DATASET CONTENT
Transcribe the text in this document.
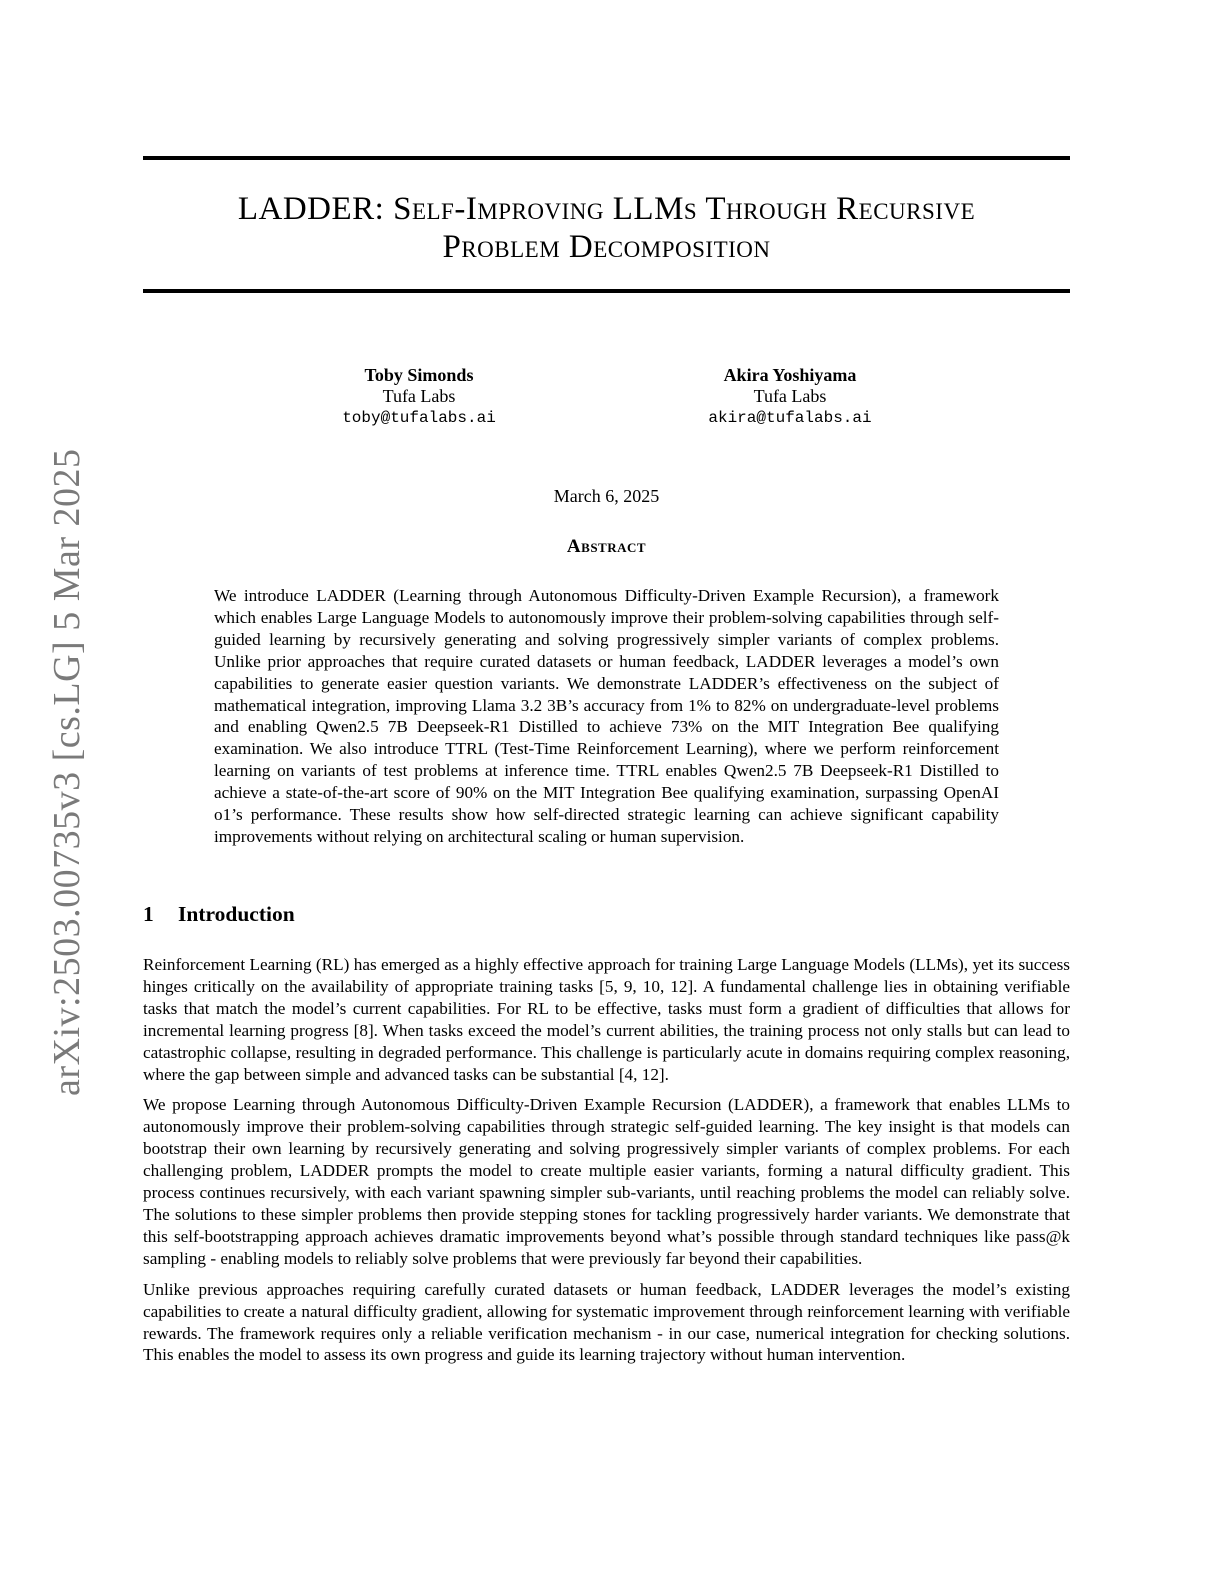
LADDER: Self-Improving LLMs Through Recursive
Problem Decomposition
Toby Simonds
Tufa Labs
toby@tufalabs.ai
Akira Yoshiyama
Tufa Labs
akira@tufalabs.ai
March 6, 2025
Abstract
We introduce LADDER (Learning through Autonomous Difficulty-Driven Example Recursion), a framework which enables Large Language Models to autonomously improve their problem-solving capabilities through self-guided learning by recursively generating and solving progressively simpler variants of complex problems. Unlike prior approaches that require curated datasets or human feedback, LADDER leverages a model’s own capabilities to generate easier question variants. We demonstrate LADDER’s effectiveness on the subject of mathematical integration, improving Llama 3.2 3B’s accuracy from 1% to 82% on undergraduate-level problems and enabling Qwen2.5 7B Deepseek-R1 Distilled to achieve 73% on the MIT Integration Bee qualifying examination. We also introduce TTRL (Test-Time Reinforcement Learning), where we perform reinforcement learning on variants of test problems at inference time. TTRL enables Qwen2.5 7B Deepseek-R1 Distilled to achieve a state-of-the-art score of 90% on the MIT Integration Bee qualifying examination, surpassing OpenAI o1’s performance. These results show how self-directed strategic learning can achieve significant capability improvements without relying on architectural scaling or human supervision.
1 Introduction

Reinforcement Learning (RL) has emerged as a highly effective approach for training Large Language Models (LLMs), yet its success hinges critically on the availability of appropriate training tasks [5, 9, 10, 12]. A fundamental challenge lies in obtaining verifiable tasks that match the model’s current capabilities. For RL to be effective, tasks must form a gradient of difficulties that allows for incremental learning progress [8]. When tasks exceed the model’s current abilities, the training process not only stalls but can lead to catastrophic collapse, resulting in degraded performance. This challenge is particularly acute in domains requiring complex reasoning, where the gap between simple and advanced tasks can be substantial [4, 12].

We propose Learning through Autonomous Difficulty-Driven Example Recursion (LADDER), a framework that enables LLMs to autonomously improve their problem-solving capabilities through strategic self-guided learning. The key insight is that models can bootstrap their own learning by recursively generating and solving progressively simpler variants of complex problems. For each challenging problem, LADDER prompts the model to create multiple easier variants, forming a natural difficulty gradient. This process continues recursively, with each variant spawning simpler sub-variants, until reaching problems the model can reliably solve. The solutions to these simpler problems then provide stepping stones for tackling progressively harder variants. We demonstrate that this self-bootstrapping approach achieves dramatic improvements beyond what’s possible through standard techniques like pass@k sampling - enabling models to reliably solve problems that were previously far beyond their capabilities.

Unlike previous approaches requiring carefully curated datasets or human feedback, LADDER leverages the model’s existing capabilities to create a natural difficulty gradient, allowing for systematic improvement through reinforcement learning with verifiable rewards. The framework requires only a reliable verification mechanism - in our case, numerical integration for checking solutions. This enables the model to assess its own progress and guide its learning trajectory without human intervention.

arXiv:2503.00735v3 [cs.LG] 5 Mar 2025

EXERCISE GOAL
Write out each entry exactly as given, omitting any picture.

THE RESULT
Transcribe the text in this document.
LADDER: Self-Improving LLMs Through Recursive
Problem Decomposition
Toby Simonds
Tufa Labs
toby@tufalabs.ai
Akira Yoshiyama
Tufa Labs
akira@tufalabs.ai
March 6, 2025
Abstract
We introduce LADDER (Learning through Autonomous Difficulty-Driven Example Recursion), a framework which enables Large Language Models to autonomously improve their problem-solving capabilities through self-guided learning by recursively generating and solving progressively simpler variants of complex problems. Unlike prior approaches that require curated datasets or human feedback, LADDER leverages a model’s own capabilities to generate easier question variants. We demonstrate LADDER’s effectiveness on the subject of mathematical integration, improving Llama 3.2 3B’s accuracy from 1% to 82% on undergraduate-level problems and enabling Qwen2.5 7B Deepseek-R1 Distilled to achieve 73% on the MIT Integration Bee qualifying examination. We also introduce TTRL (Test-Time Reinforcement Learning), where we perform reinforcement learning on variants of test problems at inference time. TTRL enables Qwen2.5 7B Deepseek-R1 Distilled to achieve a state-of-the-art score of 90% on the MIT Integration Bee qualifying examination, surpassing OpenAI o1’s performance. These results show how self-directed strategic learning can achieve significant capability improvements without relying on architectural scaling or human supervision.
1 Introduction

Reinforcement Learning (RL) has emerged as a highly effective approach for training Large Language Models (LLMs), yet its success hinges critically on the availability of appropriate training tasks [5, 9, 10, 12]. A fundamental challenge lies in obtaining verifiable tasks that match the model’s current capabilities. For RL to be effective, tasks must form a gradient of difficulties that allows for incremental learning progress [8]. When tasks exceed the model’s current abilities, the training process not only stalls but can lead to catastrophic collapse, resulting in degraded performance. This challenge is particularly acute in domains requiring complex reasoning, where the gap between simple and advanced tasks can be substantial [4, 12].

We propose Learning through Autonomous Difficulty-Driven Example Recursion (LADDER), a framework that enables LLMs to autonomously improve their problem-solving capabilities through strategic self-guided learning. The key insight is that models can bootstrap their own learning by recursively generating and solving progressively simpler variants of complex problems. For each challenging problem, LADDER prompts the model to create multiple easier variants, forming a natural difficulty gradient. This process continues recursively, with each variant spawning simpler sub-variants, until reaching problems the model can reliably solve. The solutions to these simpler problems then provide stepping stones for tackling progressively harder variants. We demonstrate that this self-bootstrapping approach achieves dramatic improvements beyond what’s possible through standard techniques like pass@k sampling - enabling models to reliably solve problems that were previously far beyond their capabilities.

Unlike previous approaches requiring carefully curated datasets or human feedback, LADDER leverages the model’s existing capabilities to create a natural difficulty gradient, allowing for systematic improvement through reinforcement learning with verifiable rewards. The framework requires only a reliable verification mechanism - in our case, numerical integration for checking solutions. This enables the model to assess its own progress and guide its learning trajectory without human intervention.

arXiv:2503.00735v3 [cs.LG] 5 Mar 2025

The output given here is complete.